# MATERIAL TO PROCESS
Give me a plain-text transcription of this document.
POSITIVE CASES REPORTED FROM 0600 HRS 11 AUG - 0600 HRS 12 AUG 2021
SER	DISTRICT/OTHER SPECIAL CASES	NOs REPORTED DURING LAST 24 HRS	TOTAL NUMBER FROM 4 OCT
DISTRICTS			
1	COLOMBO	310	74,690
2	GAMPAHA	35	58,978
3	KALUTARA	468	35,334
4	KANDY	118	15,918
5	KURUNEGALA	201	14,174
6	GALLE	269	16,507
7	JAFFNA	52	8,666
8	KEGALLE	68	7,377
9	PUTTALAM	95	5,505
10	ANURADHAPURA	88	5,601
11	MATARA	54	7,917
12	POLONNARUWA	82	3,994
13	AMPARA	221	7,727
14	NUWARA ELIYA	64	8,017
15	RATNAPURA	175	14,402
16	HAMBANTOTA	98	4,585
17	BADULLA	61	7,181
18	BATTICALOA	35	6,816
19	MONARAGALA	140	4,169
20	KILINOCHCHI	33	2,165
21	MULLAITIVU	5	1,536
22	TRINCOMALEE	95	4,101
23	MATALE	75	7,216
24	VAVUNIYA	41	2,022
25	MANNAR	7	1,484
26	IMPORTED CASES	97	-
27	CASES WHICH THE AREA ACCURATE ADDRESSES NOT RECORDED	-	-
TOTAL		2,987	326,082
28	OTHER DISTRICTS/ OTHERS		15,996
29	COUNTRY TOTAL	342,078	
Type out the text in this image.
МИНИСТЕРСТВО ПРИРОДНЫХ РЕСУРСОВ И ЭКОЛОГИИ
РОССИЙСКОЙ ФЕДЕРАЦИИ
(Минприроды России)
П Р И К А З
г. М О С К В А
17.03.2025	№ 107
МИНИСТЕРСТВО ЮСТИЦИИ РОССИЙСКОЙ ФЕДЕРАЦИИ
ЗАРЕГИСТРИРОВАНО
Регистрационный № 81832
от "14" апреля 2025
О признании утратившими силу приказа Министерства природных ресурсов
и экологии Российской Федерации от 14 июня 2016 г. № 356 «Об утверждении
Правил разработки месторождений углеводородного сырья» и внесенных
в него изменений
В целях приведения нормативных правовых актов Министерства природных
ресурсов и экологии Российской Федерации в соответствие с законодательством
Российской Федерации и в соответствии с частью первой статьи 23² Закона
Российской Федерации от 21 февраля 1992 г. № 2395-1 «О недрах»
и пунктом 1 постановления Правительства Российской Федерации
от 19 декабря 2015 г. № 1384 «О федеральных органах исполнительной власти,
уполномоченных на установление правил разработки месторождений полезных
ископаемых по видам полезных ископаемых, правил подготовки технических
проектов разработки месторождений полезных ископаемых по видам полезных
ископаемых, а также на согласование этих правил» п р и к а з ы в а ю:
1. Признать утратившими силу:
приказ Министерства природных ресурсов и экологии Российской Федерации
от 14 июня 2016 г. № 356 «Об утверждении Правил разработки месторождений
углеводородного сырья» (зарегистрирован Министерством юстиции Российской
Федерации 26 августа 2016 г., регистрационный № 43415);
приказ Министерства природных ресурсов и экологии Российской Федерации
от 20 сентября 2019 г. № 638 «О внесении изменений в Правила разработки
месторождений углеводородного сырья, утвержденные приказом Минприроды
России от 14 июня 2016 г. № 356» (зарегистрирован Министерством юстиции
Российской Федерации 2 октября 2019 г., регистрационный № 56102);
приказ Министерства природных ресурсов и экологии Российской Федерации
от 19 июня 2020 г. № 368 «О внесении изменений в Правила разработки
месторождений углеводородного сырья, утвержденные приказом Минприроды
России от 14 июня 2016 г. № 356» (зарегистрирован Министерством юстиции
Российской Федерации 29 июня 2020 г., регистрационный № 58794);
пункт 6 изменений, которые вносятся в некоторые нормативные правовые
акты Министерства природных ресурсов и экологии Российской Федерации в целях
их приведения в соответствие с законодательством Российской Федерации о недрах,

# PROMPT
Wherever the string "полезных" appears in the entries above, list that line.

# TASK SOLUTION
уполномоченных на установление правил разработки месторождений полезных
ископаемых по видам полезных ископаемых, правил подготовки технических
проектов разработки месторождений полезных ископаемых по видам полезных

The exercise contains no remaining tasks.